The records that follow must be repeated verbatim, every one of them.

# START OF Supplied records

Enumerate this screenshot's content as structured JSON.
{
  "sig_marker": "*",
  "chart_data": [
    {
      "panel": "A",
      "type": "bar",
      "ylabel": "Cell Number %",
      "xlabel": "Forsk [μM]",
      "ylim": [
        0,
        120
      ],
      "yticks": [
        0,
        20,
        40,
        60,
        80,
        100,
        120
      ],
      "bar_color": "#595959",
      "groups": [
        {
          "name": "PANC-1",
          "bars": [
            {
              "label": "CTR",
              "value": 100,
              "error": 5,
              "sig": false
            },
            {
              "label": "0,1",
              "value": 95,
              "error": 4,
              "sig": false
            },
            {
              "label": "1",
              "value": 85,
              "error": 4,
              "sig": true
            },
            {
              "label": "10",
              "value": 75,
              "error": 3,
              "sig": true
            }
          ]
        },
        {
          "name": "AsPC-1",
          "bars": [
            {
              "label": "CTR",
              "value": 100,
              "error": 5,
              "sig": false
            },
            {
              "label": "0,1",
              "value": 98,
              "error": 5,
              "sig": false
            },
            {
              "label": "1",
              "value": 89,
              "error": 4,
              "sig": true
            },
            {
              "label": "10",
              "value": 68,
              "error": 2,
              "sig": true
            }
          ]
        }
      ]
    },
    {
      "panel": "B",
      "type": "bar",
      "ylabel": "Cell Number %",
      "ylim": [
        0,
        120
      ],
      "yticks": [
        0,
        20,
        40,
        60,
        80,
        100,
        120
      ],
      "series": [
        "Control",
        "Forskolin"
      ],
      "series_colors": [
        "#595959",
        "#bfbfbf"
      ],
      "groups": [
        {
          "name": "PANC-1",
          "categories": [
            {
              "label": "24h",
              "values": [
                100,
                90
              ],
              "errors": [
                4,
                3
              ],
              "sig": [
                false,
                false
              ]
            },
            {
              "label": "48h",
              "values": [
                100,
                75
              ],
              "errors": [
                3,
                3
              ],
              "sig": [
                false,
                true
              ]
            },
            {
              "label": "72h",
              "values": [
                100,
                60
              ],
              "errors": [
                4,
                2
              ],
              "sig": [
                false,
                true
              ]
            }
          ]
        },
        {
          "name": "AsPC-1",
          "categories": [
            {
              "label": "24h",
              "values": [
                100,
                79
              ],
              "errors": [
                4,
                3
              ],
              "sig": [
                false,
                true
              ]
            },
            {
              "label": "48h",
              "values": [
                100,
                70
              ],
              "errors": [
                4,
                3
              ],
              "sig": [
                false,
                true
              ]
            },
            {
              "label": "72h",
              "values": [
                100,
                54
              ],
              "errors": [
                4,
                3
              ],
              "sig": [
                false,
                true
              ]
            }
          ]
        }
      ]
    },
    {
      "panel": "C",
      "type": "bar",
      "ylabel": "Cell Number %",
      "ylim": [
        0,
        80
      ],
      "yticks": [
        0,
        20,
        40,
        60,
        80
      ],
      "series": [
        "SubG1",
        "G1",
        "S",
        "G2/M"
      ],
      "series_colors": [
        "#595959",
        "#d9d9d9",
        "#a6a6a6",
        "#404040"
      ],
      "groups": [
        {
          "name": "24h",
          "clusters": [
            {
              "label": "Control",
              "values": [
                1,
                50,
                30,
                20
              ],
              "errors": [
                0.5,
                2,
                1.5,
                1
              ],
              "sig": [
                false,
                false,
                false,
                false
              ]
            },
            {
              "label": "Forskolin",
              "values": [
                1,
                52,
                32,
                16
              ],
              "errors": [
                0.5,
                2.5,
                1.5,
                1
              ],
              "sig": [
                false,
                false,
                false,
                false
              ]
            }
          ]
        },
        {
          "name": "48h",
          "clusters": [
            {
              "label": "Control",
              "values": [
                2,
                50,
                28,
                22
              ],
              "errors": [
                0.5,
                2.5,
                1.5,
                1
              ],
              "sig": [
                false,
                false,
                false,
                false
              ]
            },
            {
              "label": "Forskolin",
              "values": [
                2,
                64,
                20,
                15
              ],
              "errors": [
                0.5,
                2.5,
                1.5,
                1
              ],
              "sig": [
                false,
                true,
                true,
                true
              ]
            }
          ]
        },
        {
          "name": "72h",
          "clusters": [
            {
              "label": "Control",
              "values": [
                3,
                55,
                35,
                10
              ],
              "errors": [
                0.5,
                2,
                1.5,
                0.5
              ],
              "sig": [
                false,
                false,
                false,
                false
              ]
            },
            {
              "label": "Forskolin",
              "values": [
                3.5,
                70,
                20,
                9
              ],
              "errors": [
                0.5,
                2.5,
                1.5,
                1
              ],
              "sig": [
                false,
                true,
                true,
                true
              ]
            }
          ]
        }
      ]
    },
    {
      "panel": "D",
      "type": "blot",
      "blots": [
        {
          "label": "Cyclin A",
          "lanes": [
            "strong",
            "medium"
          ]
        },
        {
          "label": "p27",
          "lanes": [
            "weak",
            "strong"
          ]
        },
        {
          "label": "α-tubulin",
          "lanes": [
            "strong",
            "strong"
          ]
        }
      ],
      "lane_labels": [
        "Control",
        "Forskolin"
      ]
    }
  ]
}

# END OF Supplied records

Response to this exercise:
Enumerate this screenshot's content as structured JSON.
{
  "sig_marker": "*",
  "chart_data": [
    {
      "panel": "A",
      "type": "bar",
      "ylabel": "Cell Number %",
      "xlabel": "Forsk [μM]",
      "ylim": [
        0,
        120
      ],
      "yticks": [
        0,
        20,
        40,
        60,
        80,
        100,
        120
      ],
      "bar_color": "#595959",
      "groups": [
        {
          "name": "PANC-1",
          "bars": [
            {
              "label": "CTR",
              "value": 100,
              "error": 5,
              "sig": false
            },
            {
              "label": "0,1",
              "value": 95,
              "error": 4,
              "sig": false
            },
            {
              "label": "1",
              "value": 85,
              "error": 4,
              "sig": true
            },
            {
              "label": "10",
              "value": 75,
              "error": 3,
              "sig": true
            }
          ]
        },
        {
          "name": "AsPC-1",
          "bars": [
            {
              "label": "CTR",
              "value": 100,
              "error": 5,
              "sig": false
            },
            {
              "label": "0,1",
              "value": 98,
              "error": 5,
              "sig": false
            },
            {
              "label": "1",
              "value": 89,
              "error": 4,
              "sig": true
            },
            {
              "label": "10",
              "value": 68,
              "error": 2,
              "sig": true
            }
          ]
        }
      ]
    },
    {
      "panel": "B",
      "type": "bar",
      "ylabel": "Cell Number %",
      "ylim": [
        0,
        120
      ],
      "yticks": [
        0,
        20,
        40,
        60,
        80,
        100,
        120
      ],
      "series": [
        "Control",
        "Forskolin"
      ],
      "series_colors": [
        "#595959",
        "#bfbfbf"
      ],
      "groups": [
        {
          "name": "PANC-1",
          "categories": [
            {
              "label": "24h",
              "values": [
                100,
                90
              ],
              "errors": [
                4,
                3
              ],
              "sig": [
                false,
                false
              ]
            },
            {
              "label": "48h",
              "values": [
                100,
                75
              ],
              "errors": [
                3,
                3
              ],
              "sig": [
                false,
                true
              ]
            },
            {
              "label": "72h",
              "values": [
                100,
                60
              ],
              "errors": [
                4,
                2
              ],
              "sig": [
                false,
                true
              ]
            }
          ]
        },
        {
          "name": "AsPC-1",
          "categories": [
            {
              "label": "24h",
              "values": [
                100,
                79
              ],
              "errors": [
                4,
                3
              ],
              "sig": [
                false,
                true
              ]
            },
            {
              "label": "48h",
              "values": [
                100,
                70
              ],
              "errors": [
                4,
                3
              ],
              "sig": [
                false,
                true
              ]
            },
            {
              "label": "72h",
              "values": [
                100,
                54
              ],
              "errors": [
                4,
                3
              ],
              "sig": [
                false,
                true
              ]
            }
          ]
        }
      ]
    },
    {
      "panel": "C",
      "type": "bar",
      "ylabel": "Cell Number %",
      "ylim": [
        0,
        80
      ],
      "yticks": [
        0,
        20,
        40,
        60,
        80
      ],
      "series": [
        "SubG1",
        "G1",
        "S",
        "G2/M"
      ],
      "series_colors": [
        "#595959",
        "#d9d9d9",
        "#a6a6a6",
        "#404040"
      ],
      "groups": [
        {
          "name": "24h",
          "clusters": [
            {
              "label": "Control",
              "values": [
                1,
                50,
                30,
                20
              ],
              "errors": [
                0.5,
                2,
                1.5,
                1
              ],
              "sig": [
                false,
                false,
                false,
                false
              ]
            },
            {
              "label": "Forskolin",
              "values": [
                1,
                52,
                32,
                16
              ],
              "errors": [
                0.5,
                2.5,
                1.5,
                1
              ],
              "sig": [
                false,
                false,
                false,
                false
              ]
            }
          ]
        },
        {
          "name": "48h",
          "clusters": [
            {
              "label": "Control",
              "values": [
                2,
                50,
                28,
                22
              ],
              "errors": [
                0.5,
                2.5,
                1.5,
                1
              ],
              "sig": [
                false,
                false,
                false,
                false
              ]
            },
            {
              "label": "Forskolin",
              "values": [
                2,
                64,
                20,
                15
              ],
              "errors": [
                0.5,
                2.5,
                1.5,
                1
              ],
              "sig": [
                false,
                true,
                true,
                true
              ]
            }
          ]
        },
        {
          "name": "72h",
          "clusters": [
            {
              "label": "Control",
              "values": [
                3,
                55,
                35,
                10
              ],
              "errors": [
                0.5,
                2,
                1.5,
                0.5
              ],
              "sig": [
                false,
                false,
                false,
                false
              ]
            },
            {
              "label": "Forskolin",
              "values": [
                3.5,
                70,
                20,
                9
              ],
              "errors": [
                0.5,
                2.5,
                1.5,
                1
              ],
              "sig": [
                false,
                true,
                true,
                true
              ]
            }
          ]
        }
      ]
    },
    {
      "panel": "D",
      "type": "blot",
      "blots": [
        {
          "label": "Cyclin A",
          "lanes": [
            "strong",
            "medium"
          ]
        },
        {
          "label": "p27",
          "lanes": [
            "weak",
            "strong"
          ]
        },
        {
          "label": "α-tubulin",
          "lanes": [
            "strong",
            "strong"
          ]
        }
      ],
      "lane_labels": [
        "Control",
        "Forskolin"
      ]
    }
  ]
}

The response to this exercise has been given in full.